Your task
Extract all data as written.

Records:
********
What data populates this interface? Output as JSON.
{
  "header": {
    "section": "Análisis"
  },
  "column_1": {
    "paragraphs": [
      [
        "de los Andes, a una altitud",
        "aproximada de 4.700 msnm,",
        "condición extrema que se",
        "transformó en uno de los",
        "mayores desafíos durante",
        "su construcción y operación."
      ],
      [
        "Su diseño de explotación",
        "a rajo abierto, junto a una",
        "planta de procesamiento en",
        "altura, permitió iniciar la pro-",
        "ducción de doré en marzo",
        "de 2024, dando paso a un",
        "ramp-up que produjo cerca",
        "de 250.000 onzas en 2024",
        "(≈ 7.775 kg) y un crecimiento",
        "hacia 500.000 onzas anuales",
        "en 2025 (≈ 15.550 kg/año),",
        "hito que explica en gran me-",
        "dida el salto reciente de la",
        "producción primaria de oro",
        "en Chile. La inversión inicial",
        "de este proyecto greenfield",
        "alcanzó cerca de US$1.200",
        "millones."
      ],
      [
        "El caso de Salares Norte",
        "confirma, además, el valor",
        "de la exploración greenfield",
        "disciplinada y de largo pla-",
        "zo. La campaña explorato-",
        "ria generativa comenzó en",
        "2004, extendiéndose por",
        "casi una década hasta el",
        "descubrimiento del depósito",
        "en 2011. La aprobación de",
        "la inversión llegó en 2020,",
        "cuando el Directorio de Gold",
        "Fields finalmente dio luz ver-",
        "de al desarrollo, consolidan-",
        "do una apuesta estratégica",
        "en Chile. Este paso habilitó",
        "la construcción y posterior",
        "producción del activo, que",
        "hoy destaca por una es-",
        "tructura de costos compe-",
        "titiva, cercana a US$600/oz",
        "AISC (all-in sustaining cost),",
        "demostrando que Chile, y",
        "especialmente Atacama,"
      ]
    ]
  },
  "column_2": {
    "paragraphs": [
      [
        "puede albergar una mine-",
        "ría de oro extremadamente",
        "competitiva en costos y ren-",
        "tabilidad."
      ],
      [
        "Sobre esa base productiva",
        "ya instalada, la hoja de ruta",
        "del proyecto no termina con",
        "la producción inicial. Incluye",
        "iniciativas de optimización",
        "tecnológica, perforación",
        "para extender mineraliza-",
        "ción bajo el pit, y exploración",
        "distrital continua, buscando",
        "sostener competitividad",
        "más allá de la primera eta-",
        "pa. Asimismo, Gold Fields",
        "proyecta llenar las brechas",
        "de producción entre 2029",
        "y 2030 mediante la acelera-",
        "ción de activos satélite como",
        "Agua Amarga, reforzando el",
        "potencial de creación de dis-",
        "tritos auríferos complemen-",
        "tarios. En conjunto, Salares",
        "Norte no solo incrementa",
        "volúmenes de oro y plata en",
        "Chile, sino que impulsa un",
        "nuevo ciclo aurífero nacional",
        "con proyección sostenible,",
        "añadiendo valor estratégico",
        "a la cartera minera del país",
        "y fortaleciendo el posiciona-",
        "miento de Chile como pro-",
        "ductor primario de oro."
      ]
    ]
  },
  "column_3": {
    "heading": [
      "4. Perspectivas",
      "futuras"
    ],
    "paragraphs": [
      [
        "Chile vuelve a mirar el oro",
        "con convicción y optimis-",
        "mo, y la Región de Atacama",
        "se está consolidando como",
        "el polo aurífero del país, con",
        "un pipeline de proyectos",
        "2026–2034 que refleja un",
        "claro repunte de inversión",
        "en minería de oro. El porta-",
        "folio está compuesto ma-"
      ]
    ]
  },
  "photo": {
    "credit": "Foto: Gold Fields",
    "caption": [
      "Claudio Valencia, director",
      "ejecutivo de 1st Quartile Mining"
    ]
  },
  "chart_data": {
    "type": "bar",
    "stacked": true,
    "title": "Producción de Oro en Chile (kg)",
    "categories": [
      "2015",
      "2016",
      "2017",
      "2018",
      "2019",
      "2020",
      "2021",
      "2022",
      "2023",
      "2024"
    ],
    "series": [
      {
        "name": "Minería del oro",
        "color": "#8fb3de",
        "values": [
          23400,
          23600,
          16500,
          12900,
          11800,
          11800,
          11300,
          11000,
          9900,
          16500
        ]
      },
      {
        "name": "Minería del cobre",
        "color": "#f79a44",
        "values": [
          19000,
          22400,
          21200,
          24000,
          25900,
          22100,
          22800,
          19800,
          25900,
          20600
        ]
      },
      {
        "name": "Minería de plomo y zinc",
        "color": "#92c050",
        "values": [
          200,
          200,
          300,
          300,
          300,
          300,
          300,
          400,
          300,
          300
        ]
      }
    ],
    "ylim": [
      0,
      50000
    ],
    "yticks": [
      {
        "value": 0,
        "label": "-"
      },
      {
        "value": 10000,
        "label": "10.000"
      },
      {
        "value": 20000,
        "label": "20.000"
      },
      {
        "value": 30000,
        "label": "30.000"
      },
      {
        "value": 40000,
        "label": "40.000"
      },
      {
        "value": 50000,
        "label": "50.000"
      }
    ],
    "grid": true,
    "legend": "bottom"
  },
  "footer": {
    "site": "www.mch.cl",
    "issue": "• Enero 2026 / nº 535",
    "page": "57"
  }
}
********
Solution to this exercise
What data populates this interface? Output as JSON.
{
  "header": {
    "section": "Análisis"
  },
  "column_1": {
    "paragraphs": [
      [
        "de los Andes, a una altitud",
        "aproximada de 4.700 msnm,",
        "condición extrema que se",
        "transformó en uno de los",
        "mayores desafíos durante",
        "su construcción y operación."
      ],
      [
        "Su diseño de explotación",
        "a rajo abierto, junto a una",
        "planta de procesamiento en",
        "altura, permitió iniciar la pro-",
        "ducción de doré en marzo",
        "de 2024, dando paso a un",
        "ramp-up que produjo cerca",
        "de 250.000 onzas en 2024",
        "(≈ 7.775 kg) y un crecimiento",
        "hacia 500.000 onzas anuales",
        "en 2025 (≈ 15.550 kg/año),",
        "hito que explica en gran me-",
        "dida el salto reciente de la",
        "producción primaria de oro",
        "en Chile. La inversión inicial",
        "de este proyecto greenfield",
        "alcanzó cerca de US$1.200",
        "millones."
      ],
      [
        "El caso de Salares Norte",
        "confirma, además, el valor",
        "de la exploración greenfield",
        "disciplinada y de largo pla-",
        "zo. La campaña explorato-",
        "ria generativa comenzó en",
        "2004, extendiéndose por",
        "casi una década hasta el",
        "descubrimiento del depósito",
        "en 2011. La aprobación de",
        "la inversión llegó en 2020,",
        "cuando el Directorio de Gold",
        "Fields finalmente dio luz ver-",
        "de al desarrollo, consolidan-",
        "do una apuesta estratégica",
        "en Chile. Este paso habilitó",
        "la construcción y posterior",
        "producción del activo, que",
        "hoy destaca por una es-",
        "tructura de costos compe-",
        "titiva, cercana a US$600/oz",
        "AISC (all-in sustaining cost),",
        "demostrando que Chile, y",
        "especialmente Atacama,"
      ]
    ]
  },
  "column_2": {
    "paragraphs": [
      [
        "puede albergar una mine-",
        "ría de oro extremadamente",
        "competitiva en costos y ren-",
        "tabilidad."
      ],
      [
        "Sobre esa base productiva",
        "ya instalada, la hoja de ruta",
        "del proyecto no termina con",
        "la producción inicial. Incluye",
        "iniciativas de optimización",
        "tecnológica, perforación",
        "para extender mineraliza-",
        "ción bajo el pit, y exploración",
        "distrital continua, buscando",
        "sostener competitividad",
        "más allá de la primera eta-",
        "pa. Asimismo, Gold Fields",
        "proyecta llenar las brechas",
        "de producción entre 2029",
        "y 2030 mediante la acelera-",
        "ción de activos satélite como",
        "Agua Amarga, reforzando el",
        "potencial de creación de dis-",
        "tritos auríferos complemen-",
        "tarios. En conjunto, Salares",
        "Norte no solo incrementa",
        "volúmenes de oro y plata en",
        "Chile, sino que impulsa un",
        "nuevo ciclo aurífero nacional",
        "con proyección sostenible,",
        "añadiendo valor estratégico",
        "a la cartera minera del país",
        "y fortaleciendo el posiciona-",
        "miento de Chile como pro-",
        "ductor primario de oro."
      ]
    ]
  },
  "column_3": {
    "heading": [
      "4. Perspectivas",
      "futuras"
    ],
    "paragraphs": [
      [
        "Chile vuelve a mirar el oro",
        "con convicción y optimis-",
        "mo, y la Región de Atacama",
        "se está consolidando como",
        "el polo aurífero del país, con",
        "un pipeline de proyectos",
        "2026–2034 que refleja un",
        "claro repunte de inversión",
        "en minería de oro. El porta-",
        "folio está compuesto ma-"
      ]
    ]
  },
  "photo": {
    "credit": "Foto: Gold Fields",
    "caption": [
      "Claudio Valencia, director",
      "ejecutivo de 1st Quartile Mining"
    ]
  },
  "chart_data": {
    "type": "bar",
    "stacked": true,
    "title": "Producción de Oro en Chile (kg)",
    "categories": [
      "2015",
      "2016",
      "2017",
      "2018",
      "2019",
      "2020",
      "2021",
      "2022",
      "2023",
      "2024"
    ],
    "series": [
      {
        "name": "Minería del oro",
        "color": "#8fb3de",
        "values": [
          23400,
          23600,
          16500,
          12900,
          11800,
          11800,
          11300,
          11000,
          9900,
          16500
        ]
      },
      {
        "name": "Minería del cobre",
        "color": "#f79a44",
        "values": [
          19000,
          22400,
          21200,
          24000,
          25900,
          22100,
          22800,
          19800,
          25900,
          20600
        ]
      },
      {
        "name": "Minería de plomo y zinc",
        "color": "#92c050",
        "values": [
          200,
          200,
          300,
          300,
          300,
          300,
          300,
          400,
          300,
          300
        ]
      }
    ],
    "ylim": [
      0,
      50000
    ],
    "yticks": [
      {
        "value": 0,
        "label": "-"
      },
      {
        "value": 10000,
        "label": "10.000"
      },
      {
        "value": 20000,
        "label": "20.000"
      },
      {
        "value": 30000,
        "label": "30.000"
      },
      {
        "value": 40000,
        "label": "40.000"
      },
      {
        "value": 50000,
        "label": "50.000"
      }
    ],
    "grid": true,
    "legend": "bottom"
  },
  "footer": {
    "site": "www.mch.cl",
    "issue": "• Enero 2026 / nº 535",
    "page": "57"
  }
}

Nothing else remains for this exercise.